Record set —
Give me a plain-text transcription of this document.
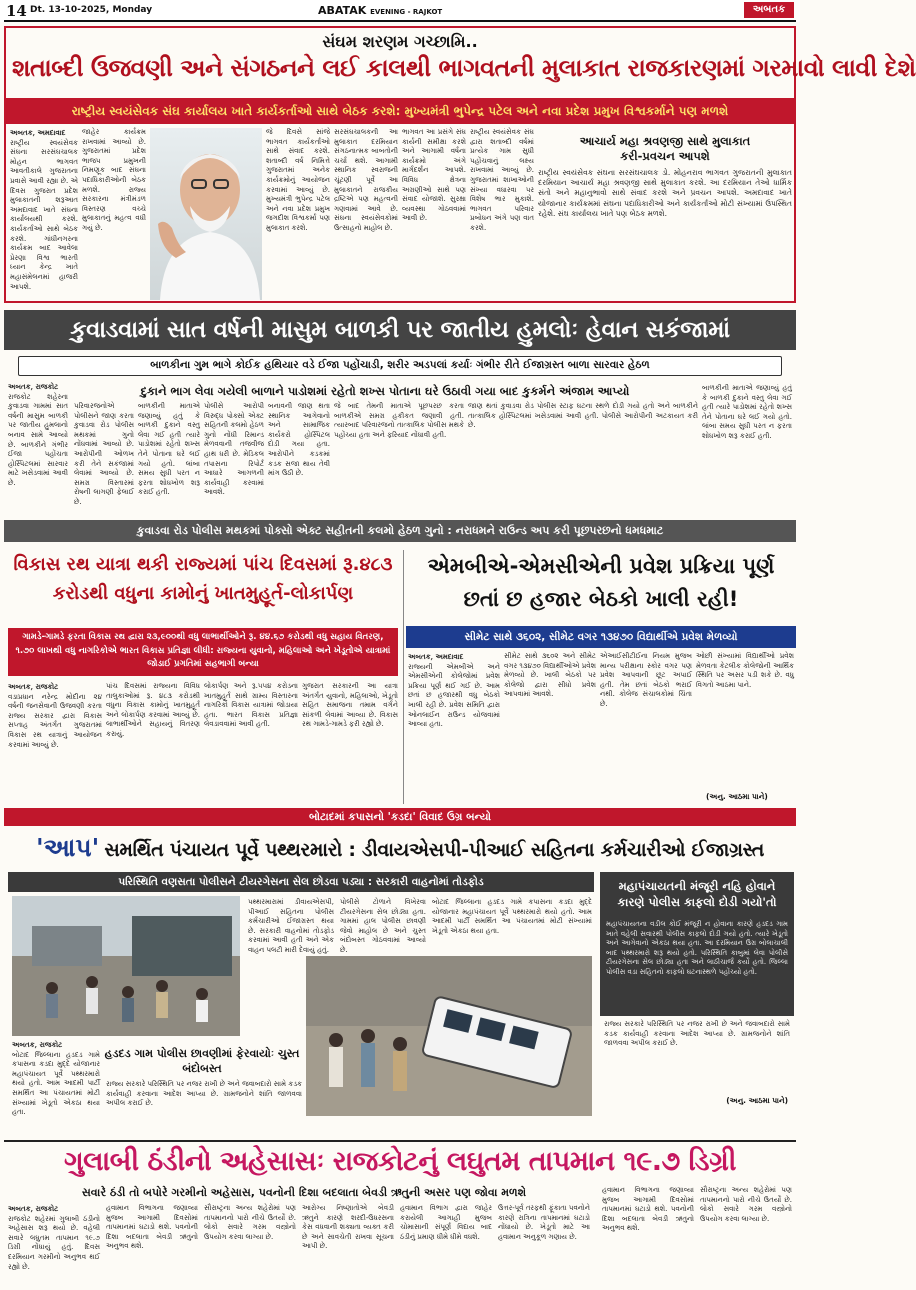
14 Dt. 13-10-2025, Monday	ABATAK EVENING - RAJKOT	અબતક
સંઘમ શરણમ ગચ્છામિ..
શતાબ્દી ઉજવણી અને સંગઠનને લઈ કાલથી ભાગવતની મુલાકાત રાજકારણમાં ગરમાવો લાવી દેશે
રાષ્ટ્રીય સ્વયંસેવક સંઘ કાર્યાલય ખાતે કાર્યકર્તાઓ સાથે બેઠક કરશે: મુખ્યમંત્રી ભુપેન્દ્ર પટેલ અને નવા પ્રદેશ પ્રમુખ વિશ્વકર્માને પણ મળશે
અબતક, અમદાવાદ
રાષ્ટ્રીય સ્વયંસેવક સંઘના સરસંઘચાલક મોહન ભાગવત આવતીકાલે ગુજરાતના પ્રવાસે આવી રહ્યા છે. એ દિવસ ગુજરાત પ્રદેશ મુલાકાતની શરૂઆત અમદાવાદ ખાતે સંઘના કાર્યાલયથી કરશે. કાર્યકર્તાઓ સાથે બેઠક કરશે. ગાંધીનગરના કાર્યક્રમ બાદ આવેલા પ્રેરણા વિશ્વ ભારતી ધ્યાન કેન્દ્ર ખાતે મહાસંમેલનમાં હાજરી આપશે.
જાહેર કાર્યક્રમ રાખવામાં આવ્યો છે. ગુજરાતમાં પ્રદેશ ભાજપ પ્રમુખની નિમણૂક બાદ સંઘના પદાધિકારીઓની બેઠક મળશે. રાજ્ય સરકારના મંત્રીમંડળ વિસ્તરણ વચ્ચે મુલાકાતનું મહત્વ વધી ગયું છે.
જે દિવસે સાંજે ભાગવત કાર્યકર્તાઓ સાથે સંવાદ કરશે. શતાબ્દી વર્ષ નિમિત્તે ગુજરાતમાં અનેક કાર્યક્રમોનું આયોજન કરવામાં આવ્યું છે. મુખ્યમંત્રી ભુપેન્દ્ર પટેલ અને નવા પ્રદેશ પ્રમુખ જગદીશ વિશ્વકર્મા પણ મુલાકાત કરશે.
સરસંઘચાલકની આ મુલાકાત દરમિયાન સંગઠનાત્મક બાબતોની ચર્ચા થશે. આગામી સ્થાનિક સ્વરાજની ચૂંટણી પૂર્વે આ મુલાકાતને રાજકીય દ્રષ્ટિએ પણ મહત્વની ગણવામાં આવે છે. સંઘના સ્વયંસેવકોમાં ઉત્સાહનો માહોલ છે.
ભાગવત આ પ્રસંગે સંઘ કાર્યની સમીક્ષા કરશે અને આગામી વર્ષના કાર્યક્રમો અંગે માર્ગદર્શન આપશે. વિવિધ ક્ષેત્રના અગ્રણીઓ સાથે પણ સંવાદ યોજાશે. સુરક્ષા વ્યવસ્થા ગોઠવવામાં આવી છે.
રાષ્ટ્રીય સ્વયંસેવક સંઘ દ્વારા શતાબ્દી વર્ષમાં પ્રત્યેક ગામ સુધી પહોંચવાનું લક્ષ્ય રાખવામાં આવ્યું છે. ગુજરાતમાં શાખાઓની સંખ્યા વધારવા પર વિશેષ ભાર મુકાશે. ભાગવત પરિવાર પ્રબોધન અંગે પણ વાત કરશે.
આચાર્ય મહા શ્રવણજી સાથે મુલાકાત કરી-પ્રવચન આપશે
રાષ્ટ્રીય સ્વયંસેવક સંઘના સરસંઘચાલક ડો. મોહનરાવ ભાગવત ગુજરાતની મુલાકાત દરમિયાન આચાર્ય મહા શ્રવણજી સાથે મુલાકાત કરશે. આ દરમિયાન તેઓ ધાર્મિક સંતો અને મહાનુભાવો સાથે સંવાદ કરશે અને પ્રવચન આપશે. અમદાવાદ ખાતે યોજાનાર કાર્યક્રમમાં સંઘના પદાધિકારીઓ અને કાર્યકર્તાઓ મોટી સંખ્યામાં ઉપસ્થિત રહેશે. સંઘ કાર્યાલય ખાતે પણ બેઠક મળશે.
કુવાડવામાં સાત વર્ષની માસુમ બાળકી પર જાતીય હુમલોઃ હેવાન સકંજામાં
બાળકીના ગુમ ભાગે કોઈક હથિયાર વડે ઈજા પહોંચાડી, શરીર અડપલાં કર્યાઃ ગંભીર રીતે ઈજાગ્રસ્ત બાળા સારવાર હેઠળ
અબતક, રાજકોટ
રાજકોટ શહેરના કુવાડવા ગામમાં સાત વર્ષની માસુમ બાળકી પર જાતીય હુમલાનો બનાવ સામે આવ્યો છે. બાળકીને ગંભીર ઈજા પહોંચતા હોસ્પિટલમાં સારવાર માટે ખસેડવામાં આવી છે.
દુકાને ભાગ લેવા ગયેલી બાળાને પાડોશમાં રહેતો શખ્સ પોતાના ઘરે ઉઠાવી ગયા બાદ કુકર્મને અંજામ આપ્યો
પરિવારજનોએ પોલીસને જાણ કરતા કુવાડવા રોડ પોલીસ મથકમાં ગુનો નોંધવામાં આવ્યો છે. આરોપીની ઓળખ કરી તેને સકંજામાં લેવામાં આવ્યો છે. સમગ્ર વિસ્તારમાં રોષની લાગણી ફેલાઈ છે.
બાળકીની માતાએ જણાવ્યું હતું કે બાળકી દુકાને વસ્તુ લેવા ગઈ હતી ત્યારે પાડોશમાં રહેતો શખ્સ તેને પોતાના ઘરે લઈ ગયો હતો. લાંબા સમય સુધી પરત ન ફરતા શોધખોળ શરૂ કરાઈ હતી.
પોલીસે આરોપી વિરુદ્ધ પોક્સો એક્ટ સહિતની કલમો હેઠળ ગુનો નોંધી રિમાન્ડ મેળવવાની તજવીજ હાથ ધરી છે. મેડિકલ તપાસના રિપોર્ટ આધારે આગળની કાર્યવાહી કરવામાં આવશે.
બનાવની જાણ થતા સ્થાનિક આગેવાનો અને સામાજિક કાર્યકરો હોસ્પિટલ દોડી ગયા હતા. આરોપીને કડકમાં કડક સજા થાય તેવી માંગ ઉઠી છે.
જે બાદ તેમની માતાએ પૂછપરછ કરતા બાળકીએ સમગ્ર હકીકત જણાવી હતી. ત્યારબાદ પરિવારજનો તાત્કાલિક પોલીસ મથકે પહોંચ્યા હતા અને ફરિયાદ નોંધાવી હતી.
જાણ થતાં કુવાડવા રોડ પોલીસ સ્ટાફ ઘટના સ્થળે દોડી ગયો હતો અને બાળકીને તાત્કાલિક હોસ્પિટલમાં ખસેડવામાં આવી હતી. પોલીસે આરોપીની અટકાયત કરી છે.
બાળકીની માતાએ જણાવ્યું હતું કે બાળકી દુકાને વસ્તુ લેવા ગઈ હતી ત્યારે પાડોશમાં રહેતો શખ્સ તેને પોતાના ઘરે લઈ ગયો હતો. લાંબા સમય સુધી પરત ન ફરતા શોધખોળ શરૂ કરાઈ હતી.
કુવાડવા રોડ પોલીસ મથકમાં પોક્સો એક્ટ સહીતની કલમો હેઠળ ગુનો : નરાધમને રાઉન્ડ અપ કરી પૂછપરછનો ધમધમાટ
વિકાસ રથ યાત્રા થકી રાજ્યમાં પાંચ દિવસમાં રૂ.૪૮૩ કરોડથી વધુના કામોનું ખાતમુહૂર્ત-લોકાર્પણ
ગામડે-ગામડે ફરતા વિકાસ રથ દ્વારા ૨૩,૯૦૦થી વધુ લાભાર્થીઓને રૂ. ૪૪.૬૭ કરોડથી વધુ સહાય વિતરણ, ૧.૭૦ લાખથી વધુ નાગરિકોએ ભારત વિકાસ પ્રતિજ્ઞા લીધી: રાજ્યના યુવાનો, મહિલાઓ અને ખેડૂતોએ યાત્રામાં જોડાઈ પ્રગતિમાં સહભાગી બન્યા
અબતક, રાજકોટ
વડાપ્રધાન નરેન્દ્ર મોદીના ૨૪ વર્ષની જનસેવાની ઉજવણી કરતા રાજ્ય સરકાર દ્વારા વિકાસ સપ્તાહ અંતર્ગત ગુજરાતમાં વિકાસ રથ યાત્રાનું આયોજન કરવામાં આવ્યું છે.
પાંચ દિવસમાં રાજ્યના વિવિધ તાલુકાઓમાં રૂ. ૪૮૩ કરોડથી વધુના વિકાસ કામોનું ખાતમુહૂર્ત અને લોકાર્પણ કરવામાં આવ્યું છે. લાભાર્થીઓને સહાયનું વિતરણ કરાયું.
લોકાર્પણ અને રૂ.૫૫૪ કરોડના ખાતમુહૂર્ત સાથે ગ્રામ્ય વિસ્તારના નાગરિકો વિકાસ યાત્રામાં જોડાયા હતા. ભારત વિકાસ પ્રતિજ્ઞા લેવડાવવામાં આવી હતી.
ગુજરાત સરકારની આ યાત્રા અંતર્ગત યુવાનો, મહિલાઓ, ખેડૂતો સહિત સમાજના તમામ વર્ગને સાંકળી લેવામાં આવ્યા છે. વિકાસ રથ ગામડે-ગામડે ફરી રહ્યો છે.
એમબીએ-એમસીએની પ્રવેશ પ્રક્રિયા પૂર્ણ છતાં છ હજાર બેઠકો ખાલી રહી!
સીમેટ સાથે ૩૬૦૨, સીમેટ વગર ૧૩૪૭૦ વિદ્યાર્થીએ પ્રવેશ મેળવ્યો
અબતક, અમદાવાદ
રાજ્યની એમબીએ અને એમસીએની કોલેજોમાં પ્રવેશ પ્રક્રિયા પૂર્ણ થઈ ગઈ છે. આમ છતાં છ હજારથી વધુ બેઠકો ખાલી રહી છે. પ્રવેશ સમિતિ દ્વારા ઓનલાઈન રાઉન્ડ યોજવામાં આવ્યા હતા.
સીમેટ સાથે ૩૬૦૨ અને સીમેટ વગર ૧૩૪૭૦ વિદ્યાર્થીઓએ પ્રવેશ મેળવ્યો છે. ખાલી બેઠકો પર કોલેજો દ્વારા સીધો પ્રવેશ આપવામાં આવશે.
એઆઈસીટીઈના નિયમ મુજબ માન્ય પરીક્ષાના સ્કોર વગર પણ પ્રવેશ આપવાની છૂટ અપાઈ હતી. તેમ છતાં બેઠકો ભરાઈ નથી. કોલેજ સંચાલકોમાં ચિંતા છે.
ઓછી સંખ્યામાં વિદ્યાર્થીઓ પ્રવેશ મેળવતા કેટલીક કોલેજોની આર્થિક સ્થિતિ પર અસર પડી શકે છે. વધુ વિગતો આઠમા પાને.
(અનુ. આઠમા પાને)
બોટાદમાં કપાસનો 'કડદા' વિવાદ ઉગ્ર બન્યો
'આપ' સમર્થિત પંચાયત પૂર્વે પથ્થરમારો : ડીવાયએસપી-પીઆઈ સહિતના કર્મચારીઓ ઈજાગ્રસ્ત
પરિસ્થિતિ વણસતા પોલીસને ટીયરગેસના સેલ છોડવા પડ્યા : સરકારી વાહનોમાં તોડફોડ
હડદડ ગામ પોલીસ છાવણીમાં ફેરવાયોઃ ચુસ્ત બંદોબસ્ત
અબતક, રાજકોટ
બોટાદ જિલ્લાના હડદડ ગામે કપાસના કડદા મુદ્દે યોજાનાર મહાપંચાયત પૂર્વે પથ્થરમારો થયો હતો. આમ આદમી પાર્ટી સમર્થિત આ પંચાયતમાં મોટી સંખ્યામાં ખેડૂતો એકઠા થયા હતા.
રાજ્ય સરકારે પરિસ્થિતિ પર નજર રાખી છે અને જવાબદારો સામે કડક કાર્યવાહી કરવાના આદેશ આપ્યા છે. ગ્રામજનોને શાંતિ જાળવવા અપીલ કરાઈ છે.
પથ્થરમારામાં ડીવાયએસપી, પીઆઈ સહિતના પોલીસ કર્મચારીઓ ઈજાગ્રસ્ત થયા છે. સરકારી વાહનોમાં તોડફોડ કરવામાં આવી હતી અને એક વાહન પલટી મારી દેવાયું હતું.
પોલીસે ટોળાને વિખેરવા ટીયરગેસના સેલ છોડ્યા હતા. ગામમાં હાલ પોલીસ છાવણી જેવો માહોલ છે અને ચુસ્ત બંદોબસ્ત ગોઠવવામાં આવ્યો છે.
બોટાદ જિલ્લાના હડદડ ગામે કપાસના કડદા મુદ્દે યોજાનાર મહાપંચાયત પૂર્વે પથ્થરમારો થયો હતો. આમ આદમી પાર્ટી સમર્થિત આ પંચાયતમાં મોટી સંખ્યામાં ખેડૂતો એકઠા થયા હતા.
મહાપંચાયતની મંજૂરી નહિ હોવાને કારણે પોલીસ કાફલો દોડી ગયો'તો
મહાપંચાયતના વડીલ કોઈ મંજૂરી ન હોવાના કારણે હડદડ ગામ ખાતે વહેલી સવારથી પોલીસ કાફલો દોડી ગયો હતો. ત્યારે ખેડૂતો અને આગેવાનો એકઠા થયા હતા. આ દરમિયાન ઉગ્ર બોલાચાલી બાદ પથ્થરમારો શરૂ થયો હતો. પરિસ્થિતિ કાબુમાં લેવા પોલીસે ટીયરગેસના સેલ છોડ્યા હતા અને લાઠીચાર્જ કર્યો હતો. જિલ્લા પોલીસ વડા સહિતનો કાફલો ઘટનાસ્થળે પહોંચ્યો હતો.
રાજ્ય સરકારે પરિસ્થિતિ પર નજર રાખી છે અને જવાબદારો સામે કડક કાર્યવાહી કરવાના આદેશ આપ્યા છે. ગ્રામજનોને શાંતિ જાળવવા અપીલ કરાઈ છે.
(અનુ. આઠમા પાને)
ગુલાબી ઠંડીનો અહેસાસઃ રાજકોટનું લઘુતમ તાપમાન ૧૯.૭ ડિગ્રી
સવારે ઠંડી તો બપોરે ગરમીનો અહેસાસ, પવનોની દિશા બદલાતા બેવડી ઋતુની અસર પણ જોવા મળશે
અબતક, રાજકોટ
રાજકોટ શહેરમાં ગુલાબી ઠંડીનો અહેસાસ શરૂ થયો છે. વહેલી સવારે લઘુતમ તાપમાન ૧૯.૭ ડિગ્રી નોંધાયું હતું. દિવસ દરમિયાન ગરમીનો અનુભવ થઈ રહ્યો છે.
હવામાન વિભાગના જણાવ્યા મુજબ આગામી દિવસોમાં તાપમાનમાં ઘટાડો થશે. પવનોની દિશા બદલાતા બેવડી ઋતુનો અનુભવ થશે.
સૌરાષ્ટ્રના અન્ય શહેરોમાં પણ તાપમાનનો પારો નીચે ઉતર્યો છે. લોકો સવારે ગરમ વસ્ત્રોનો ઉપયોગ કરવા લાગ્યા છે.
આરોગ્ય નિષ્ણાતોએ બેવડી ઋતુને કારણે શરદી-ઉધરસના કેસ વધવાની શક્યતા વ્યક્ત કરી છે અને સાવચેતી રાખવા સૂચના આપી છે.
હવામાન વિભાગ દ્વારા જાહેર કરાયેલી આગાહી મુજબ ચોમાસાની સંપૂર્ણ વિદાય બાદ ઠંડીનું પ્રમાણ ધીમે ધીમે વધશે.
ઉત્તર-પૂર્વ તરફથી ફૂંકાતા પવનોને કારણે રાત્રિના તાપમાનમાં ઘટાડો નોંધાયો છે. ખેડૂતો માટે આ હવામાન અનુકૂળ ગણાય છે.
હવામાન વિભાગના જણાવ્યા મુજબ આગામી દિવસોમાં તાપમાનમાં ઘટાડો થશે. પવનોની દિશા બદલાતા બેવડી ઋતુનો અનુભવ થશે.
સૌરાષ્ટ્રના અન્ય શહેરોમાં પણ તાપમાનનો પારો નીચે ઉતર્યો છે. લોકો સવારે ગરમ વસ્ત્રોનો ઉપયોગ કરવા લાગ્યા છે.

Objective — Report the count of lines in the entries that contain the string "રવણજ", and nothing besides it.

Solution — 2